▶ [Set problem]: Your task is to output the data exactly as it stands.

Records from a collection:
·····

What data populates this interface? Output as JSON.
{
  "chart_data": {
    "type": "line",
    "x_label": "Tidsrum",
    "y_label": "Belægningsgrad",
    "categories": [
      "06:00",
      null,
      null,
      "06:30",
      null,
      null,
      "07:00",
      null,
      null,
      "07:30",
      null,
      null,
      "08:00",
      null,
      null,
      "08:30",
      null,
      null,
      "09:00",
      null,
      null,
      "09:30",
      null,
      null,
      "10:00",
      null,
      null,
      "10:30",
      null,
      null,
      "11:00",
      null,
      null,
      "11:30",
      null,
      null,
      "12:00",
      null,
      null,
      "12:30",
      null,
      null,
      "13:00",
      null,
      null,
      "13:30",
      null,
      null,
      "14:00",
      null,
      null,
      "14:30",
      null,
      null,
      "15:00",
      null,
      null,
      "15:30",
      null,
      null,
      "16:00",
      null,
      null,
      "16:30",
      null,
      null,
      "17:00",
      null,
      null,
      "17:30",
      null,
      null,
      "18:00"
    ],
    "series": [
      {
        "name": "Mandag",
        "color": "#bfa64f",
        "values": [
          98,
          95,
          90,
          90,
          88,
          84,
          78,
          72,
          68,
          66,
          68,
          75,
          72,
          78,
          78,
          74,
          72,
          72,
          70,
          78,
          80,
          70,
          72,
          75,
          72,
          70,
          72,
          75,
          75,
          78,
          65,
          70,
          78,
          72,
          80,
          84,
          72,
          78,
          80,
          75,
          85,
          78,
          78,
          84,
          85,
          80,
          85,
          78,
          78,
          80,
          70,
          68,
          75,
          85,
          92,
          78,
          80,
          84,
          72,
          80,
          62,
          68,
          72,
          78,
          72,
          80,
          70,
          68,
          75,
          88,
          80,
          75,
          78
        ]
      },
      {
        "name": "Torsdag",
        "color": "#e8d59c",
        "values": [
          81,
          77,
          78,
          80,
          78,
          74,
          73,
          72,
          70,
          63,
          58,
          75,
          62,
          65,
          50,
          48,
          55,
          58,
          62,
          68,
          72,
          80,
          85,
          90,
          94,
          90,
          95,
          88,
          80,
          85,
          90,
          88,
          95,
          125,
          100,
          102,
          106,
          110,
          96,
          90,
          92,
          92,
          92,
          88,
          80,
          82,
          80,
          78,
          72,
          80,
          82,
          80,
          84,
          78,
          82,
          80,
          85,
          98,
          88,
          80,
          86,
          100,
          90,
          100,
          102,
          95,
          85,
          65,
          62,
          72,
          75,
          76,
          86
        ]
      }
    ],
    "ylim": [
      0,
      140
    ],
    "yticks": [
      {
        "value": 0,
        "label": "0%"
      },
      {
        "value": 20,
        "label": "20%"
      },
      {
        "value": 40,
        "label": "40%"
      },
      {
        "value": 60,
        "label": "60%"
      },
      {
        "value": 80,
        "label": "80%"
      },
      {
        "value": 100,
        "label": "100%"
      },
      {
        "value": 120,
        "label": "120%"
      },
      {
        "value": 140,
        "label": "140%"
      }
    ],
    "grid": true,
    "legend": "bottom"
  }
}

·····

▶ [Solution to the exercise]:
What data populates this interface? Output as JSON.
{
  "chart_data": {
    "type": "line",
    "x_label": "Tidsrum",
    "y_label": "Belægningsgrad",
    "categories": [
      "06:00",
      null,
      null,
      "06:30",
      null,
      null,
      "07:00",
      null,
      null,
      "07:30",
      null,
      null,
      "08:00",
      null,
      null,
      "08:30",
      null,
      null,
      "09:00",
      null,
      null,
      "09:30",
      null,
      null,
      "10:00",
      null,
      null,
      "10:30",
      null,
      null,
      "11:00",
      null,
      null,
      "11:30",
      null,
      null,
      "12:00",
      null,
      null,
      "12:30",
      null,
      null,
      "13:00",
      null,
      null,
      "13:30",
      null,
      null,
      "14:00",
      null,
      null,
      "14:30",
      null,
      null,
      "15:00",
      null,
      null,
      "15:30",
      null,
      null,
      "16:00",
      null,
      null,
      "16:30",
      null,
      null,
      "17:00",
      null,
      null,
      "17:30",
      null,
      null,
      "18:00"
    ],
    "series": [
      {
        "name": "Mandag",
        "color": "#bfa64f",
        "values": [
          98,
          95,
          90,
          90,
          88,
          84,
          78,
          72,
          68,
          66,
          68,
          75,
          72,
          78,
          78,
          74,
          72,
          72,
          70,
          78,
          80,
          70,
          72,
          75,
          72,
          70,
          72,
          75,
          75,
          78,
          65,
          70,
          78,
          72,
          80,
          84,
          72,
          78,
          80,
          75,
          85,
          78,
          78,
          84,
          85,
          80,
          85,
          78,
          78,
          80,
          70,
          68,
          75,
          85,
          92,
          78,
          80,
          84,
          72,
          80,
          62,
          68,
          72,
          78,
          72,
          80,
          70,
          68,
          75,
          88,
          80,
          75,
          78
        ]
      },
      {
        "name": "Torsdag",
        "color": "#e8d59c",
        "values": [
          81,
          77,
          78,
          80,
          78,
          74,
          73,
          72,
          70,
          63,
          58,
          75,
          62,
          65,
          50,
          48,
          55,
          58,
          62,
          68,
          72,
          80,
          85,
          90,
          94,
          90,
          95,
          88,
          80,
          85,
          90,
          88,
          95,
          125,
          100,
          102,
          106,
          110,
          96,
          90,
          92,
          92,
          92,
          88,
          80,
          82,
          80,
          78,
          72,
          80,
          82,
          80,
          84,
          78,
          82,
          80,
          85,
          98,
          88,
          80,
          86,
          100,
          90,
          100,
          102,
          95,
          85,
          65,
          62,
          72,
          75,
          76,
          86
        ]
      }
    ],
    "ylim": [
      0,
      140
    ],
    "yticks": [
      {
        "value": 0,
        "label": "0%"
      },
      {
        "value": 20,
        "label": "20%"
      },
      {
        "value": 40,
        "label": "40%"
      },
      {
        "value": 60,
        "label": "60%"
      },
      {
        "value": 80,
        "label": "80%"
      },
      {
        "value": 100,
        "label": "100%"
      },
      {
        "value": 120,
        "label": "120%"
      },
      {
        "value": 140,
        "label": "140%"
      }
    ],
    "grid": true,
    "legend": "bottom"
  }
}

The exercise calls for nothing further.